Make an exact copy of the records, with the pictures left out.

**Saved entries**.
——
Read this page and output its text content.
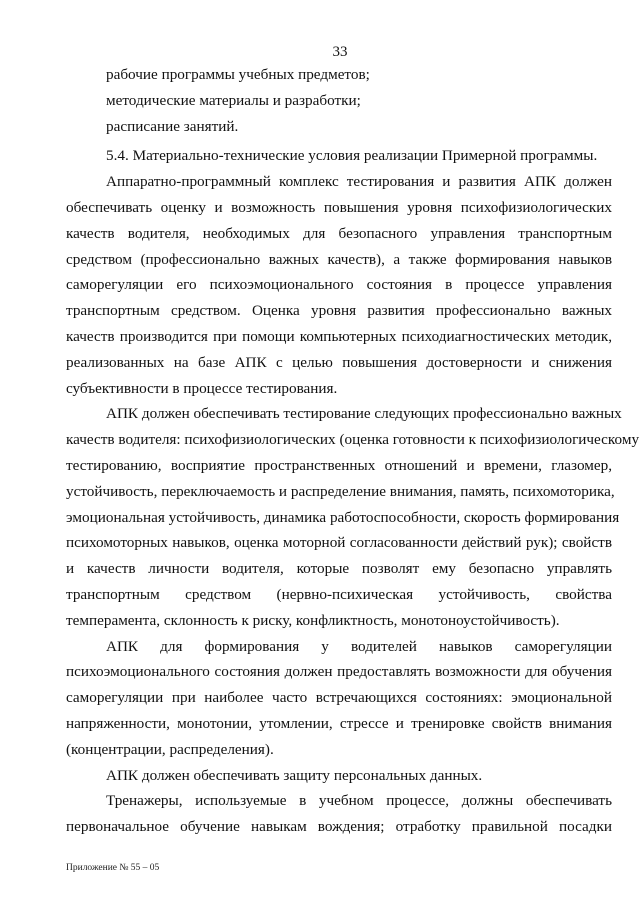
33
рабочие программы учебных предметов;
методические материалы и разработки;
расписание занятий.
5.4. Материально-технические условия реализации Примерной программы.
Аппаратно-программный комплекс тестирования и развития АПК должен
обеспечивать оценку и возможность повышения уровня психофизиологических
качеств водителя, необходимых для безопасного управления транспортным
средством (профессионально важных качеств), а также формирования навыков
саморегуляции его психоэмоционального состояния в процессе управления
транспортным средством. Оценка уровня развития профессионально важных
качеств производится при помощи компьютерных психодиагностических методик,
реализованных на базе АПК с целью повышения достоверности и снижения
субъективности в процессе тестирования.
АПК должен обеспечивать тестирование следующих профессионально важных
качеств водителя: психофизиологических (оценка готовности к психофизиологическому
тестированию, восприятие пространственных отношений и времени, глазомер,
устойчивость, переключаемость и распределение внимания, память, психомоторика,
эмоциональная устойчивость, динамика работоспособности, скорость формирования
психомоторных навыков, оценка моторной согласованности действий рук); свойств
и качеств личности водителя, которые позволят ему безопасно управлять
транспортным средством (нервно-психическая устойчивость, свойства
темперамента, склонность к риску, конфликтность, монотоноустойчивость).
АПК для формирования у водителей навыков саморегуляции
психоэмоционального состояния должен предоставлять возможности для обучения
саморегуляции при наиболее часто встречающихся состояниях: эмоциональной
напряженности, монотонии, утомлении, стрессе и тренировке свойств внимания
(концентрации, распределения).
АПК должен обеспечивать защиту персональных данных.
Тренажеры, используемые в учебном процессе, должны обеспечивать
первоначальное обучение навыкам вождения; отработку правильной посадки
Приложение № 55 – 05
——
**Result of the task**.
Read this page and output its text content.
33
рабочие программы учебных предметов;
методические материалы и разработки;
расписание занятий.
5.4. Материально-технические условия реализации Примерной программы.
Аппаратно-программный комплекс тестирования и развития АПК должен
обеспечивать оценку и возможность повышения уровня психофизиологических
качеств водителя, необходимых для безопасного управления транспортным
средством (профессионально важных качеств), а также формирования навыков
саморегуляции его психоэмоционального состояния в процессе управления
транспортным средством. Оценка уровня развития профессионально важных
качеств производится при помощи компьютерных психодиагностических методик,
реализованных на базе АПК с целью повышения достоверности и снижения
субъективности в процессе тестирования.
АПК должен обеспечивать тестирование следующих профессионально важных
качеств водителя: психофизиологических (оценка готовности к психофизиологическому
тестированию, восприятие пространственных отношений и времени, глазомер,
устойчивость, переключаемость и распределение внимания, память, психомоторика,
эмоциональная устойчивость, динамика работоспособности, скорость формирования
психомоторных навыков, оценка моторной согласованности действий рук); свойств
и качеств личности водителя, которые позволят ему безопасно управлять
транспортным средством (нервно-психическая устойчивость, свойства
темперамента, склонность к риску, конфликтность, монотоноустойчивость).
АПК для формирования у водителей навыков саморегуляции
психоэмоционального состояния должен предоставлять возможности для обучения
саморегуляции при наиболее часто встречающихся состояниях: эмоциональной
напряженности, монотонии, утомлении, стрессе и тренировке свойств внимания
(концентрации, распределения).
АПК должен обеспечивать защиту персональных данных.
Тренажеры, используемые в учебном процессе, должны обеспечивать
первоначальное обучение навыкам вождения; отработку правильной посадки
Приложение № 55 – 05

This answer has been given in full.